> [Task goal] All the data should come back exactly as it was given.

> [Excerpted data]
━━━━━━━━━━━━━━━━━━━━

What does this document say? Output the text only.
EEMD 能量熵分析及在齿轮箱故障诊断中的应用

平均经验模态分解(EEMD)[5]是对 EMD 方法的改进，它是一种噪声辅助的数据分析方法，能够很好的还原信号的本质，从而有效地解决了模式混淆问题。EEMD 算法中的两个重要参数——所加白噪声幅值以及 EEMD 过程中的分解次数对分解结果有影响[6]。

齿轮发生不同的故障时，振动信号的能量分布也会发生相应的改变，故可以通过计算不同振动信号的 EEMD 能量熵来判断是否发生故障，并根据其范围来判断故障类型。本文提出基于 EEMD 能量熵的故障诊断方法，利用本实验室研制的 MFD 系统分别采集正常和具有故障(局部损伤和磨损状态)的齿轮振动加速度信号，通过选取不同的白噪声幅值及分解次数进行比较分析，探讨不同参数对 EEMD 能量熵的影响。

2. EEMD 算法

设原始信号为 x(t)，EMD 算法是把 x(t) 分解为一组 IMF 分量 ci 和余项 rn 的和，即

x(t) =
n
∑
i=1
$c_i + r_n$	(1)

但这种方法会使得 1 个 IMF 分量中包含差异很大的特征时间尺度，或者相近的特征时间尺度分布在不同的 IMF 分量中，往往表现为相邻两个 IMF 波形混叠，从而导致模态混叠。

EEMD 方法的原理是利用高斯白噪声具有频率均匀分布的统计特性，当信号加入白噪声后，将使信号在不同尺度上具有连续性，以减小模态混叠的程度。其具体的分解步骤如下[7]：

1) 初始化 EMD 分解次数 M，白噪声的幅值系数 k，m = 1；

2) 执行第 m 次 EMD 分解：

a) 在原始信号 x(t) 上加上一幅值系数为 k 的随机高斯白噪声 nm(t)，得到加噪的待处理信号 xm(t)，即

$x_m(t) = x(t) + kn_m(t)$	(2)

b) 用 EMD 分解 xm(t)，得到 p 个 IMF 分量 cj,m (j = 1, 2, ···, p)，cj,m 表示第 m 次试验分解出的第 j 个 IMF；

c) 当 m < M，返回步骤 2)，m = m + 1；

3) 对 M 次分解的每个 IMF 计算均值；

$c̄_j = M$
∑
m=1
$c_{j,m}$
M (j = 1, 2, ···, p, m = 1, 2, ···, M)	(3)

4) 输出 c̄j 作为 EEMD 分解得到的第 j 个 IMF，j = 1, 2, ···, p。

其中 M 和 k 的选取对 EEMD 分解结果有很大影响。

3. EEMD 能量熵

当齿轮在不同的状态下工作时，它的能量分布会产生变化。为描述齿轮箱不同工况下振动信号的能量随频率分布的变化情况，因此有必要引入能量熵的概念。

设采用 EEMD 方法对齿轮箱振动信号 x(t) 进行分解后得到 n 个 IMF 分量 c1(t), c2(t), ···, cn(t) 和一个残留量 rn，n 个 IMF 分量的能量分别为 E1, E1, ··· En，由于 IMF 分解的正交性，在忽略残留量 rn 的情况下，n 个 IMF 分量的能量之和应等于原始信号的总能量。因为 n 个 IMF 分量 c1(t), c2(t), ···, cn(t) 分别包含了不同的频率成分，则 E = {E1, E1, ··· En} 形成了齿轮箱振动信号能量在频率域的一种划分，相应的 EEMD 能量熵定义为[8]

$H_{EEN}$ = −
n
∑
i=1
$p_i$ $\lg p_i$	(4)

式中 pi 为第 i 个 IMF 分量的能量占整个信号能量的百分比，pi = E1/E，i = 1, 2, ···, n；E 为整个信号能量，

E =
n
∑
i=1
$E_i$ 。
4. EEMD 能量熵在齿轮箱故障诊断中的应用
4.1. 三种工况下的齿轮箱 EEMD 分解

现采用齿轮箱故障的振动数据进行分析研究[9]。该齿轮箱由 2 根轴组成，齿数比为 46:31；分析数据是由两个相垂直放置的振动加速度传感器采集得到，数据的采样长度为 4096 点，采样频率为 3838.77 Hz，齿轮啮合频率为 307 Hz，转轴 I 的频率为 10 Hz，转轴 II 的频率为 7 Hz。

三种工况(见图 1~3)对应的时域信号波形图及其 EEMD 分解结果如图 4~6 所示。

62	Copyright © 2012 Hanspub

━━━━━━━━━━━━━━━━━━━━

> [Full solution]
What does this document say? Output the text only.
EEMD 能量熵分析及在齿轮箱故障诊断中的应用

平均经验模态分解(EEMD)[5]是对 EMD 方法的改进，它是一种噪声辅助的数据分析方法，能够很好的还原信号的本质，从而有效地解决了模式混淆问题。EEMD 算法中的两个重要参数——所加白噪声幅值以及 EEMD 过程中的分解次数对分解结果有影响[6]。

齿轮发生不同的故障时，振动信号的能量分布也会发生相应的改变，故可以通过计算不同振动信号的 EEMD 能量熵来判断是否发生故障，并根据其范围来判断故障类型。本文提出基于 EEMD 能量熵的故障诊断方法，利用本实验室研制的 MFD 系统分别采集正常和具有故障(局部损伤和磨损状态)的齿轮振动加速度信号，通过选取不同的白噪声幅值及分解次数进行比较分析，探讨不同参数对 EEMD 能量熵的影响。

2. EEMD 算法

设原始信号为 x(t)，EMD 算法是把 x(t) 分解为一组 IMF 分量 ci 和余项 rn 的和，即

x(t) =
n
∑
i=1
$c_i + r_n$	(1)

但这种方法会使得 1 个 IMF 分量中包含差异很大的特征时间尺度，或者相近的特征时间尺度分布在不同的 IMF 分量中，往往表现为相邻两个 IMF 波形混叠，从而导致模态混叠。

EEMD 方法的原理是利用高斯白噪声具有频率均匀分布的统计特性，当信号加入白噪声后，将使信号在不同尺度上具有连续性，以减小模态混叠的程度。其具体的分解步骤如下[7]：

1) 初始化 EMD 分解次数 M，白噪声的幅值系数 k，m = 1；

2) 执行第 m 次 EMD 分解：

a) 在原始信号 x(t) 上加上一幅值系数为 k 的随机高斯白噪声 nm(t)，得到加噪的待处理信号 xm(t)，即

$x_m(t) = x(t) + kn_m(t)$	(2)

b) 用 EMD 分解 xm(t)，得到 p 个 IMF 分量 cj,m (j = 1, 2, ···, p)，cj,m 表示第 m 次试验分解出的第 j 个 IMF；

c) 当 m < M，返回步骤 2)，m = m + 1；

3) 对 M 次分解的每个 IMF 计算均值；

$c̄_j = M$
∑
m=1
$c_{j,m}$
M (j = 1, 2, ···, p, m = 1, 2, ···, M)	(3)

4) 输出 c̄j 作为 EEMD 分解得到的第 j 个 IMF，j = 1, 2, ···, p。

其中 M 和 k 的选取对 EEMD 分解结果有很大影响。

3. EEMD 能量熵

当齿轮在不同的状态下工作时，它的能量分布会产生变化。为描述齿轮箱不同工况下振动信号的能量随频率分布的变化情况，因此有必要引入能量熵的概念。

设采用 EEMD 方法对齿轮箱振动信号 x(t) 进行分解后得到 n 个 IMF 分量 c1(t), c2(t), ···, cn(t) 和一个残留量 rn，n 个 IMF 分量的能量分别为 E1, E1, ··· En，由于 IMF 分解的正交性，在忽略残留量 rn 的情况下，n 个 IMF 分量的能量之和应等于原始信号的总能量。因为 n 个 IMF 分量 c1(t), c2(t), ···, cn(t) 分别包含了不同的频率成分，则 E = {E1, E1, ··· En} 形成了齿轮箱振动信号能量在频率域的一种划分，相应的 EEMD 能量熵定义为[8]

$H_{EEN}$ = −
n
∑
i=1
$p_i$ $\lg p_i$	(4)

式中 pi 为第 i 个 IMF 分量的能量占整个信号能量的百分比，pi = E1/E，i = 1, 2, ···, n；E 为整个信号能量，

E =
n
∑
i=1
$E_i$ 。
4. EEMD 能量熵在齿轮箱故障诊断中的应用
4.1. 三种工况下的齿轮箱 EEMD 分解

现采用齿轮箱故障的振动数据进行分析研究[9]。该齿轮箱由 2 根轴组成，齿数比为 46:31；分析数据是由两个相垂直放置的振动加速度传感器采集得到，数据的采样长度为 4096 点，采样频率为 3838.77 Hz，齿轮啮合频率为 307 Hz，转轴 I 的频率为 10 Hz，转轴 II 的频率为 7 Hz。

三种工况(见图 1~3)对应的时域信号波形图及其 EEMD 分解结果如图 4~6 所示。

62	Copyright © 2012 Hanspub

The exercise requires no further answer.